Exercise: Retype, exactly and with nothing added, the lines from the one showing "Read all visible content and emit it as JSON." through the final line of the material. Omit pictures.

Data extract:
↓↓↓

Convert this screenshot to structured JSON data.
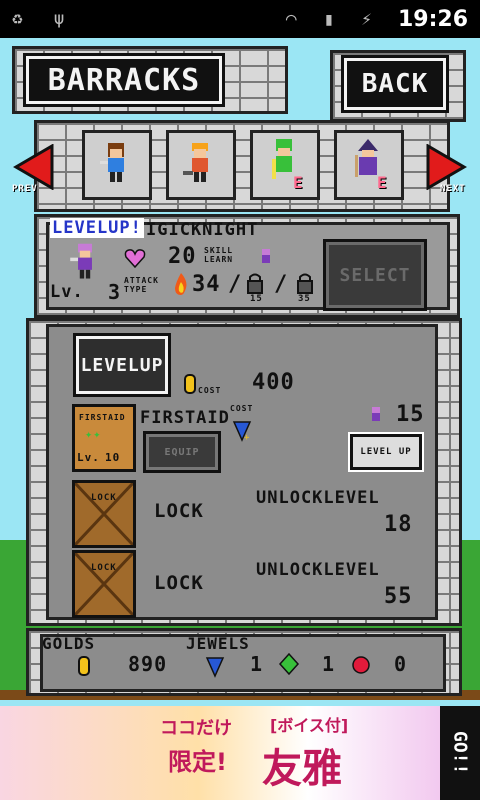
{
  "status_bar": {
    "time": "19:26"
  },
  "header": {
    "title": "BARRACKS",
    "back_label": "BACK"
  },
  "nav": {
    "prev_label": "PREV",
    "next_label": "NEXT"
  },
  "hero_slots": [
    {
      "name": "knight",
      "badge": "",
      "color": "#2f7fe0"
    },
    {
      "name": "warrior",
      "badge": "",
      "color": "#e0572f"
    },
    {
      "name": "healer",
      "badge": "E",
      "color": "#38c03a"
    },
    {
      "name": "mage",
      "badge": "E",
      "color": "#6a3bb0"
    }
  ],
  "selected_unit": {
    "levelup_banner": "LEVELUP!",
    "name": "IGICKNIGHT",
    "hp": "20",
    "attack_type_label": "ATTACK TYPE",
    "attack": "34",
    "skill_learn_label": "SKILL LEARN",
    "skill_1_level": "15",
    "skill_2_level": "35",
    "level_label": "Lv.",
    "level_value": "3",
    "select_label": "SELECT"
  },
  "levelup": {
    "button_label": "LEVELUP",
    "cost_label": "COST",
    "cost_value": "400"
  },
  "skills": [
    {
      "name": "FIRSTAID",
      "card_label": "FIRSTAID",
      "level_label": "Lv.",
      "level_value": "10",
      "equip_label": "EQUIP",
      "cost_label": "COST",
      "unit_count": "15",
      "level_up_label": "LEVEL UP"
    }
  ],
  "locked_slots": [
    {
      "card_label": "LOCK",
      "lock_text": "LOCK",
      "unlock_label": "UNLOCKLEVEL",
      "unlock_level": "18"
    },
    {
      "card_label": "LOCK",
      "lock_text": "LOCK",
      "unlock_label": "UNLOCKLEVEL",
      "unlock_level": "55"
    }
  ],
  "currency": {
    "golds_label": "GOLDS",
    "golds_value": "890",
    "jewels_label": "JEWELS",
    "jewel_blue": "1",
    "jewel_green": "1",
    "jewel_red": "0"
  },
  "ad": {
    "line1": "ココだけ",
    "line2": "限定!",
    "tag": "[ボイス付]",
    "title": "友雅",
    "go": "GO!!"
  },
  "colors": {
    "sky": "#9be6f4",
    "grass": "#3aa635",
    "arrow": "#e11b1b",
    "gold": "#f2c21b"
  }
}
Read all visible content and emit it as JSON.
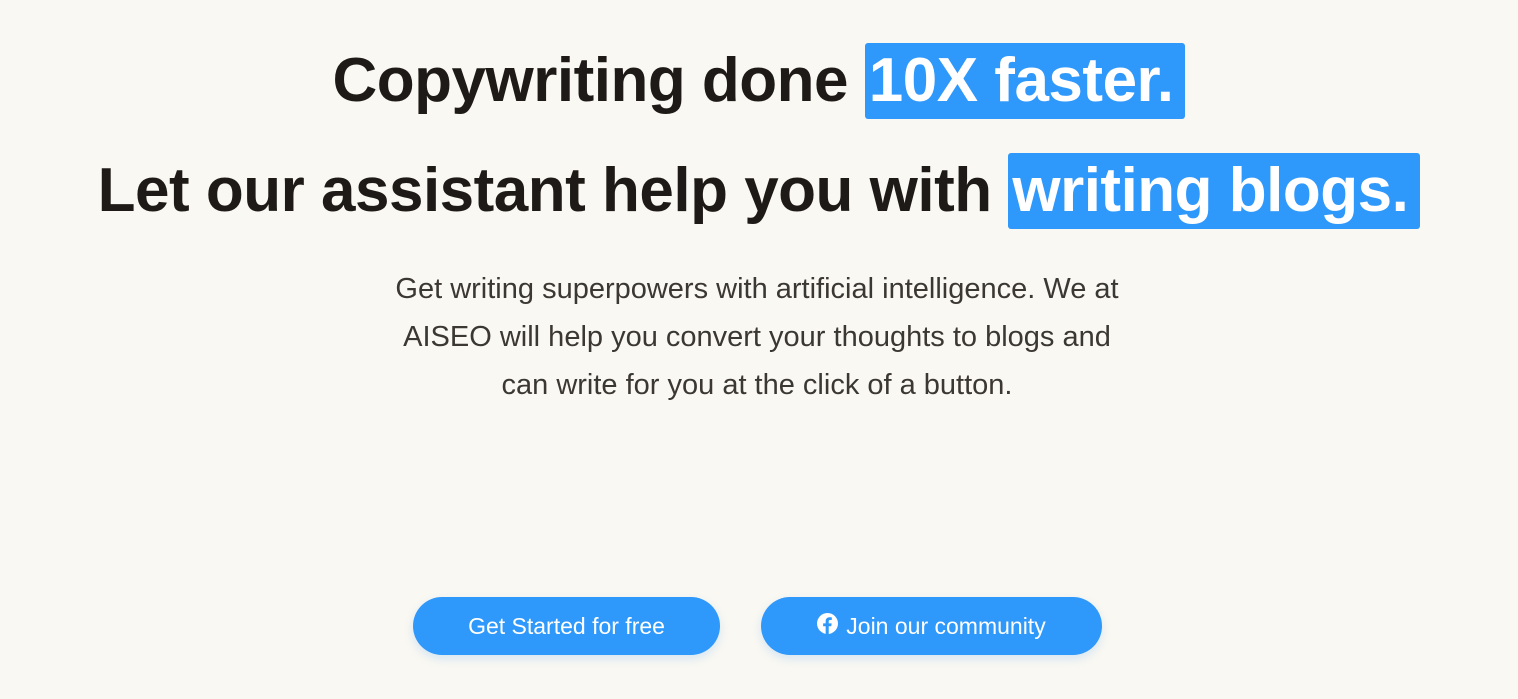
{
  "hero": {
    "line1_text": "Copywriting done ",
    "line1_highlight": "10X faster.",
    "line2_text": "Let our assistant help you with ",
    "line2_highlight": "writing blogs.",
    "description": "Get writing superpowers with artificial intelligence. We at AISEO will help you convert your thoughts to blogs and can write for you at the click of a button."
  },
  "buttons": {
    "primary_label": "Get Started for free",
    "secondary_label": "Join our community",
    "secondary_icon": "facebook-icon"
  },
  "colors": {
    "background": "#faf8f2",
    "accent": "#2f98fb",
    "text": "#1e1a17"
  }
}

↑↑↑

Completed task:
Read all visible content and emit it as JSON.
{
  "hero": {
    "line1_text": "Copywriting done ",
    "line1_highlight": "10X faster.",
    "line2_text": "Let our assistant help you with ",
    "line2_highlight": "writing blogs.",
    "description": "Get writing superpowers with artificial intelligence. We at AISEO will help you convert your thoughts to blogs and can write for you at the click of a button."
  },
  "buttons": {
    "primary_label": "Get Started for free",
    "secondary_label": "Join our community",
    "secondary_icon": "facebook-icon"
  },
  "colors": {
    "background": "#faf8f2",
    "accent": "#2f98fb",
    "text": "#1e1a17"
  }
}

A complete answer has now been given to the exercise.